__DIRECTIONS FOR THIS TASK__: Search the records for "today". Copy every line where it appears.

__RECORD EXTRACTS__:
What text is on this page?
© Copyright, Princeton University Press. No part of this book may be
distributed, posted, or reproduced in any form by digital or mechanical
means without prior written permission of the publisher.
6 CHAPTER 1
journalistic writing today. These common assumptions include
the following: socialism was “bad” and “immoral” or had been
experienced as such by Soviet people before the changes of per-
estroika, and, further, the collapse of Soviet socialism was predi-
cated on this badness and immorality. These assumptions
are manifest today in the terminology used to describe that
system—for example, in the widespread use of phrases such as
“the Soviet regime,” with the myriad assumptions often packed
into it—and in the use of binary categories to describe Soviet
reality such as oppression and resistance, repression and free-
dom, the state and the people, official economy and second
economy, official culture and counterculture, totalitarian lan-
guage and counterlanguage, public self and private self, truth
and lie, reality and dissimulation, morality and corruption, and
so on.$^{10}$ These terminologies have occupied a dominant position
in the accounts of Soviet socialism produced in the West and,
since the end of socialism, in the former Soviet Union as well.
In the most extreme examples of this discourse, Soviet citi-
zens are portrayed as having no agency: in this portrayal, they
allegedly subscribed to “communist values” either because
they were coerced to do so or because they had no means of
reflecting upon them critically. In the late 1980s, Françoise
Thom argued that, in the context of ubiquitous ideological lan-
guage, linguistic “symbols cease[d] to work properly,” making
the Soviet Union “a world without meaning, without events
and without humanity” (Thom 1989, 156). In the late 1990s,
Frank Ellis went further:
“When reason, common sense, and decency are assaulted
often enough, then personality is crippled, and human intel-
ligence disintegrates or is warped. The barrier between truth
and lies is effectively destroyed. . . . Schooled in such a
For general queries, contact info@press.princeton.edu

* * *

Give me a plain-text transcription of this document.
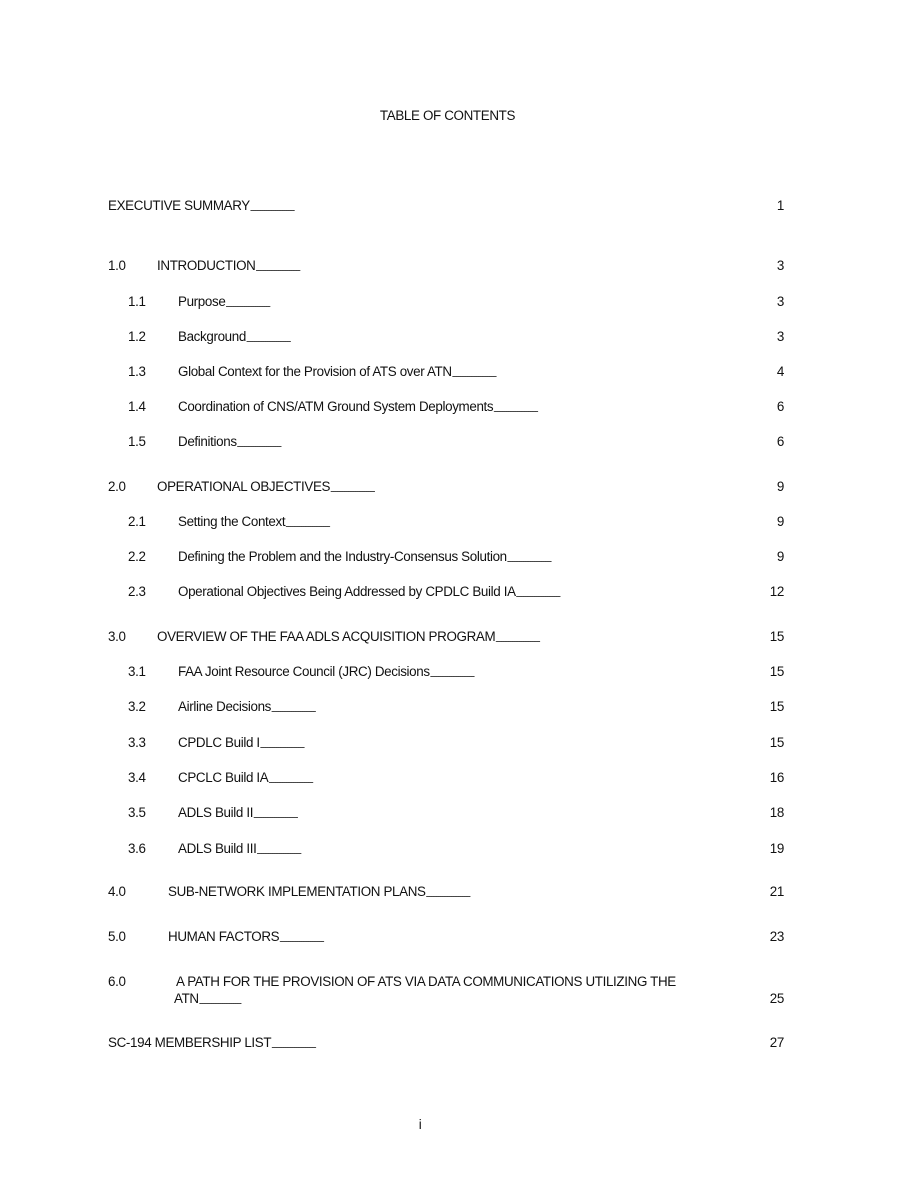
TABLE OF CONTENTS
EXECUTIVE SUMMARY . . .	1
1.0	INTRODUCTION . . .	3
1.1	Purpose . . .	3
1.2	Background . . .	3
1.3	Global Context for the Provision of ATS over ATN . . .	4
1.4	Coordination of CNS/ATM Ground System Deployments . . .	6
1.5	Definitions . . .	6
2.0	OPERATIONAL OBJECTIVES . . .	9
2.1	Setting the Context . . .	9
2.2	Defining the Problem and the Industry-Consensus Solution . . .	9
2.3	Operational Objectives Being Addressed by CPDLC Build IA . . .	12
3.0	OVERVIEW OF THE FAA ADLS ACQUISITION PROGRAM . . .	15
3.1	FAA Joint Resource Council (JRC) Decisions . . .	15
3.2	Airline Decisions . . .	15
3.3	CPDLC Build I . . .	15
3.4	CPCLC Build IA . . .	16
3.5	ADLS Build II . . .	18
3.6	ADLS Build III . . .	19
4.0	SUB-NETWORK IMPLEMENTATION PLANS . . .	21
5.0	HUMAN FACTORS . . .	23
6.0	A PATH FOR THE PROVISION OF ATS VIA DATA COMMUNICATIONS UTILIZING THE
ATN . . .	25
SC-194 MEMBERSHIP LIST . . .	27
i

__EXERCISE SOLUTION__:
journalistic writing today. These common assumptions include
are manifest today in the terminology used to describe that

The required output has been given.